- Texto:
——
A Dor Como Mercadoria
Démerson Dias
Detalhe de Guernica - Picasso - 1937 |
Ana Victoria
Rodrigues Silva, 6 anos, moradora da favela da Vila Prudente é baleada, e há
controvérsias sobre a recusa de policiais ali presentes em prestar socorro à
menina[1].
Talvez os tiros que a vitimaram tenham partido desses policiais.
João Victor
Souza de Carvalho, de 13 anos, foi morto após abordagem de seguranças de uma
loja Habib’s[2],
ao invés de prestarem socorro, os seguranças o arrastaram e jogaram no chão
“feito um pacote flácido”. Talvez o menino tenha sido assassinado pelo
segurança.
Um jogador de
futebol condenado por ser mandante do estrangulamento, assassinato,
esquartejamento e ocultação do corpo de Eliza Samúdio está em liberdade, não
por progressão da pena, mas porque o Judiciário veio em seu socorro atendendo a
alegação de que a morosidade do próprio judiciário está produzindo uma
injustiça nos termos da lei. Talvez valha a pena mencionar que Eliza era atriz
de filme pornô e estaria, segundo seus assassinos, chantageando o nobre
esportista em razão de um filho de ambos. Há quem considere que em um enredo
como esse e diante do currículo da vítima, o crime seria justificável.
Para alguns a
pena de morte é sumária e dispensa até mesmo culpa. Para outros cabem recursos
e vigilância contra eventuais danos ou deslizes formais. Ou como se diz, para
um dos brasis todos são inocentes até prova em contrário. Para o outro, todos
são suspeitos, culpados e as penas, inclusive a morte, são cumpridas
imediatamente, via de regra os justiceiros estatais preferem aplicar de vez a
pena irrevogável.
Não são apenas
duas realidades sociais. São dois ordenamentos jurídicos distintos. Nos
enganamos dizendo que a lei é descumprida em relação aos pobres, quando, em
verdade, a lei para os pobres é a aplicação mais draconiana e extrema possível
de qualquer ordenamento. O esportista está sendo solto porque é o que garante a
lei a um “réu primário, com bons antecedentes”.
Pretos, pobres
e brancos pobres como pretos e mulheres são assassinados porque nasceram
culpados e seus antecedentes são sempre incriminadores e desprezíveis. Há um
Brasil em estado de exceção permanente.
Essas são apenas
algumas notícias colhidas nos últimos dez dias. Com pouca “sorte” podemos encontrar conjunções trágicas
em qualquer tempo na cobertura de morbidez funcional da mídia.
Uma canção da
década de 70[3],
dizia que "a dor da gente não sai no jornal". Hoje aparece, mas como espetáculo,
como se fosse apenas mais um folhetim fictício. Existe uma exaltação
ritualística da violência, narradores com voz impostada, dramaticidade
ensaiada, cenas cinematograficamente dirigidas, toda essa mis-em-scene banaliza
a dor e nos provoca, não a solidariedade, mas o alívio de não ter sido essa a
nossa vez. A violência parece uma fatalidade, não uma decisão arbitrada pelos “de
cima”.
Pessoas
consomem morbidez e, dado o “ibope” parece que sentem prazer nisso. Talvez
esbocem indignação, ou até desejo de vingança. Mas nada que possa contrariar os
ditames da disseminação do ódio e do medo. Claro, do contrário, a mídia
corporativa não apostaria nesse filão. Vendem dramas e
dores como um estalo de chicote a nos lembrar que sabemos rugir.
——
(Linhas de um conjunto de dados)

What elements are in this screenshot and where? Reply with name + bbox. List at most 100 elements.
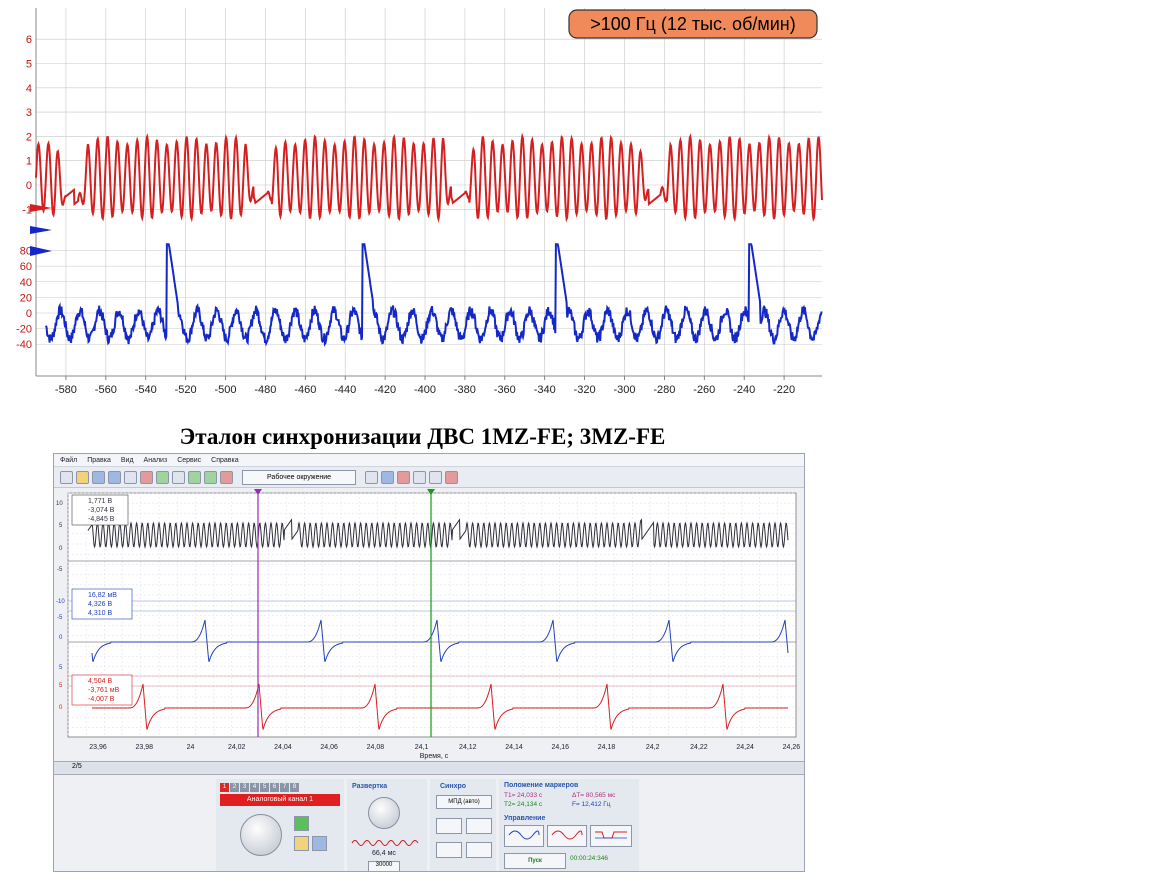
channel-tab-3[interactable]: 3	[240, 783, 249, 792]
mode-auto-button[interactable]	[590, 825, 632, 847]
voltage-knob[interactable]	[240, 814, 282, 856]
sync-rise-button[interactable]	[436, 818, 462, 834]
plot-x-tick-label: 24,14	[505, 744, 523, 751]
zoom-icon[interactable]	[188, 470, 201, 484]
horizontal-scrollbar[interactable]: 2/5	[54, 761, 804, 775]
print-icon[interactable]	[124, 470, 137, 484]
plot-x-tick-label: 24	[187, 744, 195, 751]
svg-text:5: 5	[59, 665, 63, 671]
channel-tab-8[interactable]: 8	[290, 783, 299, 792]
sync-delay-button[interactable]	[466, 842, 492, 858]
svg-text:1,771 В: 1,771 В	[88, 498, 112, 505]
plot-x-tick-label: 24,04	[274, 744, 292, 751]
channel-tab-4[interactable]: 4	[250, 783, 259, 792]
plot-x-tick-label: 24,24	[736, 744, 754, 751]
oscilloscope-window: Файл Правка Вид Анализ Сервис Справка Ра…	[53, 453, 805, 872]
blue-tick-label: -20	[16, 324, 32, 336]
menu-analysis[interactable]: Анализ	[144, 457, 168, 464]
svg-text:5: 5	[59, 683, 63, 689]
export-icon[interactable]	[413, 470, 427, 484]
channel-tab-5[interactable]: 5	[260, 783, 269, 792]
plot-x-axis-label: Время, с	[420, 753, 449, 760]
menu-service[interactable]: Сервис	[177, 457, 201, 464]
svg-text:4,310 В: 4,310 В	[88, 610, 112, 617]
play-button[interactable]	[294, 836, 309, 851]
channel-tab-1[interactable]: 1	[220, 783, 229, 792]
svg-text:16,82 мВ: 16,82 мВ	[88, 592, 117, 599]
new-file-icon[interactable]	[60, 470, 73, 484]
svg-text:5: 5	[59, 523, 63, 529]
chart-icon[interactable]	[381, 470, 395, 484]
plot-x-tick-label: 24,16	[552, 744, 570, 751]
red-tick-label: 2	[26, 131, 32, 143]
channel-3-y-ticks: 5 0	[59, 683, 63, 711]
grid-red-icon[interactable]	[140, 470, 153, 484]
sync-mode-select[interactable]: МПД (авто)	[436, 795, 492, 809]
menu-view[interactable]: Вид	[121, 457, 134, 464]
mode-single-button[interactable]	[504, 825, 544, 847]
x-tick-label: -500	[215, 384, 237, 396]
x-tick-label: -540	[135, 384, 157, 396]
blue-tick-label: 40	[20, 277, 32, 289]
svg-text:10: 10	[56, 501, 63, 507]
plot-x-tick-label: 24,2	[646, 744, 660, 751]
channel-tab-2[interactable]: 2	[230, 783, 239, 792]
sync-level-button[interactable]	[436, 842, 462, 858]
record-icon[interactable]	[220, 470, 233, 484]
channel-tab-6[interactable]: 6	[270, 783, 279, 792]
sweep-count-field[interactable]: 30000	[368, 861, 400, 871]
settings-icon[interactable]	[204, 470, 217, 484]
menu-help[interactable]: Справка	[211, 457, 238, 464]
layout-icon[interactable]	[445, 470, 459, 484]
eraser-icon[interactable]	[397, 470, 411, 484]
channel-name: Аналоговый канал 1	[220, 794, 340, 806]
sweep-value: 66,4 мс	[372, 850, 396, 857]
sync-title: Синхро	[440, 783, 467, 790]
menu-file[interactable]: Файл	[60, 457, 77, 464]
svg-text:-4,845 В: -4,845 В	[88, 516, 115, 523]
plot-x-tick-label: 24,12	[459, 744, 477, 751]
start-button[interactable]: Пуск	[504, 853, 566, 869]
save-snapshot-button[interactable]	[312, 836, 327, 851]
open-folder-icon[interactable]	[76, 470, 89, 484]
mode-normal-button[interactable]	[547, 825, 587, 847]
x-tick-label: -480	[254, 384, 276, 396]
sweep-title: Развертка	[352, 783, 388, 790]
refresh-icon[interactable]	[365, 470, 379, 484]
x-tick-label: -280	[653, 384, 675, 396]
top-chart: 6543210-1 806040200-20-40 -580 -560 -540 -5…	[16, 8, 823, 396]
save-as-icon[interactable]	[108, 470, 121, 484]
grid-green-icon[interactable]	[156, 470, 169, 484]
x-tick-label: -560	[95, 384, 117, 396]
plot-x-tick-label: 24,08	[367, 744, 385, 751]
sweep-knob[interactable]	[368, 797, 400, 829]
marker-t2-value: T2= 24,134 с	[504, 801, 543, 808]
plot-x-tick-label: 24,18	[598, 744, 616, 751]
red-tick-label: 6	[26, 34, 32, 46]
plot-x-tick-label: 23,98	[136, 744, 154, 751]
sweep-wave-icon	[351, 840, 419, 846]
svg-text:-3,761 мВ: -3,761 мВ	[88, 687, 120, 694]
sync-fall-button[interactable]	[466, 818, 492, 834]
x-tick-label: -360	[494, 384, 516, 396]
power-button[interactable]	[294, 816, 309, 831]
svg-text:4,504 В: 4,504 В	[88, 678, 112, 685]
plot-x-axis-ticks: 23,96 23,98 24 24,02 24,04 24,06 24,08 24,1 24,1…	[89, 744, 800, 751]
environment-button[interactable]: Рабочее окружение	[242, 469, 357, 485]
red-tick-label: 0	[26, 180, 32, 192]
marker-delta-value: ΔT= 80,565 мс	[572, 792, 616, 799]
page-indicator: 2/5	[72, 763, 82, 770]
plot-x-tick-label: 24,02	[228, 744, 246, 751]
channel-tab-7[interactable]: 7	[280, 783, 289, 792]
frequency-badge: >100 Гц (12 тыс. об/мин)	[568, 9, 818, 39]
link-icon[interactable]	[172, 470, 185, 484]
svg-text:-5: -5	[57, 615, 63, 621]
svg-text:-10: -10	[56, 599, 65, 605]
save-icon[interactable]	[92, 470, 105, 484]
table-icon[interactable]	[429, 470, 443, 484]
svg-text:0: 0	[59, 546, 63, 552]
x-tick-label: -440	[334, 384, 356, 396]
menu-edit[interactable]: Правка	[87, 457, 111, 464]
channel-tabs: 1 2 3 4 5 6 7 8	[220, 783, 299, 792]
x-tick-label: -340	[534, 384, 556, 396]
——
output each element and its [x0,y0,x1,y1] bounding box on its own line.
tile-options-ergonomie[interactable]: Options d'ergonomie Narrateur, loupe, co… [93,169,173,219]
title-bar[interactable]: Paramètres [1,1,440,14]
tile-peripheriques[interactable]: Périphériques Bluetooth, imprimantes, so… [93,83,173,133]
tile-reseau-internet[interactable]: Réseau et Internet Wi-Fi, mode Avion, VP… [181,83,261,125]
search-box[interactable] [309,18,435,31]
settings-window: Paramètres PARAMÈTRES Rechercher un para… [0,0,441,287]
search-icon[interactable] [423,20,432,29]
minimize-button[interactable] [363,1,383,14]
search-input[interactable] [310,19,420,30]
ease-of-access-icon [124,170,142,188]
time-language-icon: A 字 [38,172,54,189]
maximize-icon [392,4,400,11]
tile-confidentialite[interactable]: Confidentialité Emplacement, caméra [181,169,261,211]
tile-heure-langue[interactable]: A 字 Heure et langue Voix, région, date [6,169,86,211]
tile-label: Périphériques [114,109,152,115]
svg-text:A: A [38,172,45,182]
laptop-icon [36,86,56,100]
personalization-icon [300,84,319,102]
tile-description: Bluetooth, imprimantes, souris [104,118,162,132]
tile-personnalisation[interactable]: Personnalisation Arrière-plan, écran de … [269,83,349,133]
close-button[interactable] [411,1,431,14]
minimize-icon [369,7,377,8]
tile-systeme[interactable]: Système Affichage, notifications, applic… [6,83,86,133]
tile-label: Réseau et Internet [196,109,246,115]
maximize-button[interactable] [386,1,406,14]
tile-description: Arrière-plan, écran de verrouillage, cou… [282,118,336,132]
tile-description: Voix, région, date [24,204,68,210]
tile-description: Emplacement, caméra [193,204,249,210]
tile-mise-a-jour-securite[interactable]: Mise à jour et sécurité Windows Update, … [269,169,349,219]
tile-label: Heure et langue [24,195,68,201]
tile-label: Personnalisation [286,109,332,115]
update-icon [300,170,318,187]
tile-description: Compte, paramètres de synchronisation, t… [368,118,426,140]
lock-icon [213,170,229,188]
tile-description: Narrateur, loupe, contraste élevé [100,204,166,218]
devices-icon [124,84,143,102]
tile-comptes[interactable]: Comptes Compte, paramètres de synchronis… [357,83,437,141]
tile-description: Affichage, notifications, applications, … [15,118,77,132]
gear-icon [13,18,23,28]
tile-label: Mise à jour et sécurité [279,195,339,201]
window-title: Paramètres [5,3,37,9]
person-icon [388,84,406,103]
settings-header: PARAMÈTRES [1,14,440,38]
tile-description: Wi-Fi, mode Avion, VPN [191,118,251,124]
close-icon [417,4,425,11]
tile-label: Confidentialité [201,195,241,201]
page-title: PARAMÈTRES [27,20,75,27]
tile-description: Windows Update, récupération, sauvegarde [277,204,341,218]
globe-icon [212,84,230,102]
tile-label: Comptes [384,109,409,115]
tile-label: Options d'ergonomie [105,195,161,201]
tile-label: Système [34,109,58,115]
——
- Enunciado A:
Responda com base no texto:
(i) Quantos anos tinha Ana Victoria Rodrigues Silva?
(ii) A que loja pertenciam os seguranças que abordaram João Victor Souza de Carvalho?
(iii) O que dizia a canção da década de 70 citada no texto?
- Enunciado B: Redigite sem alterações as linhas do conjunto de dados, da linha que contém "783, 249, 792]" até a linha que contém "744, 195, 751]", incluindo ambas.

- Saída completa A:
(i) 6 anos.
(ii) Habib's.
(iii) "a dor da gente não sai no jornal".

- Saída completa B:
channel-tab-3[interactable]: 3	[240, 783, 249, 792]
mode-auto-button[interactable]	[590, 825, 632, 847]
voltage-knob[interactable]	[240, 814, 282, 856]
sync-rise-button[interactable]	[436, 818, 462, 834]
plot-x-tick-label: 24,14	[505, 744, 523, 751]
zoom-icon[interactable]	[188, 470, 201, 484]
horizontal-scrollbar[interactable]: 2/5	[54, 761, 804, 775]
print-icon[interactable]	[124, 470, 137, 484]
plot-x-tick-label: 24	[187, 744, 195, 751]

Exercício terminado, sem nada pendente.